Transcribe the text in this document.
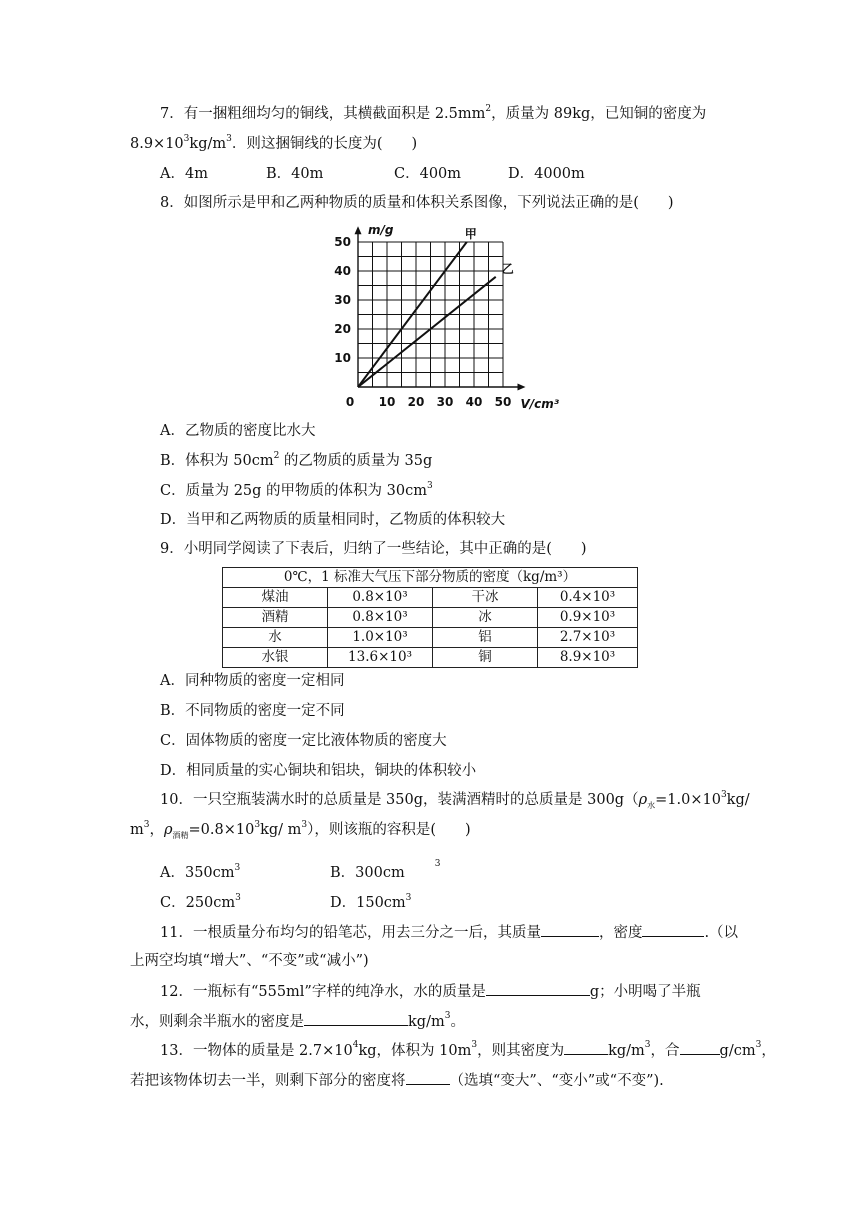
7．有一捆粗细均匀的铜线，其横截面积是 $2.5mm^2$，质量为 89kg，已知铜的密度为
$8.9\times 10^3kg/m^3$．则这捆铜线的长度为(　　)
A．4m	B．40m	C．400m	D．4000m
8．如图所示是甲和乙两种物质的质量和体积关系图像，下列说法正确的是(　　)
0 10 20 30 40 50
10
20
30
40
50
甲
乙
m/g
V/cm³
A．乙物质的密度比水大
B．体积为 $50cm^2$ 的乙物质的质量为 35g
C．质量为 25g 的甲物质的体积为 $30cm^3$
D．当甲和乙两物质的质量相同时，乙物质的体积较大
9．小明同学阅读了下表后，归纳了一些结论，其中正确的是(　　)
0℃，1 标准大气压下部分物质的密度（kg/m³）			
煤油	0.8×10³	干冰	0.4×10³
酒精	0.8×10³	冰	0.9×10³
水	1.0×10³	铝	2.7×10³
水银	13.6×10³	铜	8.9×10³
A．同种物质的密度一定相同
B．不同物质的密度一定不同
C．固体物质的密度一定比液体物质的密度大
D．相同质量的实心铜块和铝块，铜块的体积较小
10．一只空瓶装满水时的总质量是 350g，装满酒精时的总质量是 $300g(\rho_水=1.0\times 10^3kg/$
$m^3$，$\rho_{酒精}=0.8\times 10^3kg/$ $m^3$），则该瓶的容积是(　　)
A．$350cm^3$	B．$300cm^3$
C．$250cm^3$	D．$150cm^3$
11．一根质量分布均匀的铅笔芯，用去三分之一后，其质量	，密度	.（以
上两空均填“增大”、“不变”或“减小”)
12．一瓶标有“555ml”字样的纯净水，水的质量是	g；小明喝了半瓶
水，则剩余半瓶水的密度是	$kg/m^3$。
13．一物体的质量是 $2.7\times 10^4kg$，体积为 $10m^3$，则其密度为	$kg/m^3$，合	$g/cm^3$，
若把该物体切去一半，则剩下部分的密度将	（选填“变大”、“变小”或“不变”).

★ ★ ★

** AIM OF THE EXERCISE **
Restate each entry word for word, please, but drop any images it holds.

** FULL ANSWER **
Transcribe the text in this document.
7．有一捆粗细均匀的铜线，其横截面积是 $2.5mm^2$，质量为 89kg，已知铜的密度为
$8.9\times 10^3kg/m^3$．则这捆铜线的长度为(　　)
A．4m	B．40m	C．400m	D．4000m
8．如图所示是甲和乙两种物质的质量和体积关系图像，下列说法正确的是(　　)
0 10 20 30 40 50
10
20
30
40
50
甲
乙
m/g
V/cm³
A．乙物质的密度比水大
B．体积为 $50cm^2$ 的乙物质的质量为 35g
C．质量为 25g 的甲物质的体积为 $30cm^3$
D．当甲和乙两物质的质量相同时，乙物质的体积较大
9．小明同学阅读了下表后，归纳了一些结论，其中正确的是(　　)
0℃，1 标准大气压下部分物质的密度（kg/m³）			
煤油	0.8×10³	干冰	0.4×10³
酒精	0.8×10³	冰	0.9×10³
水	1.0×10³	铝	2.7×10³
水银	13.6×10³	铜	8.9×10³
A．同种物质的密度一定相同
B．不同物质的密度一定不同
C．固体物质的密度一定比液体物质的密度大
D．相同质量的实心铜块和铝块，铜块的体积较小
10．一只空瓶装满水时的总质量是 350g，装满酒精时的总质量是 $300g(\rho_水=1.0\times 10^3kg/$
$m^3$，$\rho_{酒精}=0.8\times 10^3kg/$ $m^3$），则该瓶的容积是(　　)
A．$350cm^3$	B．$300cm^3$
C．$250cm^3$	D．$150cm^3$
11．一根质量分布均匀的铅笔芯，用去三分之一后，其质量	，密度	.（以
上两空均填“增大”、“不变”或“减小”)
12．一瓶标有“555ml”字样的纯净水，水的质量是	g；小明喝了半瓶
水，则剩余半瓶水的密度是	$kg/m^3$。
13．一物体的质量是 $2.7\times 10^4kg$，体积为 $10m^3$，则其密度为	$kg/m^3$，合	$g/cm^3$，
若把该物体切去一半，则剩下部分的密度将	（选填“变大”、“变小”或“不变”).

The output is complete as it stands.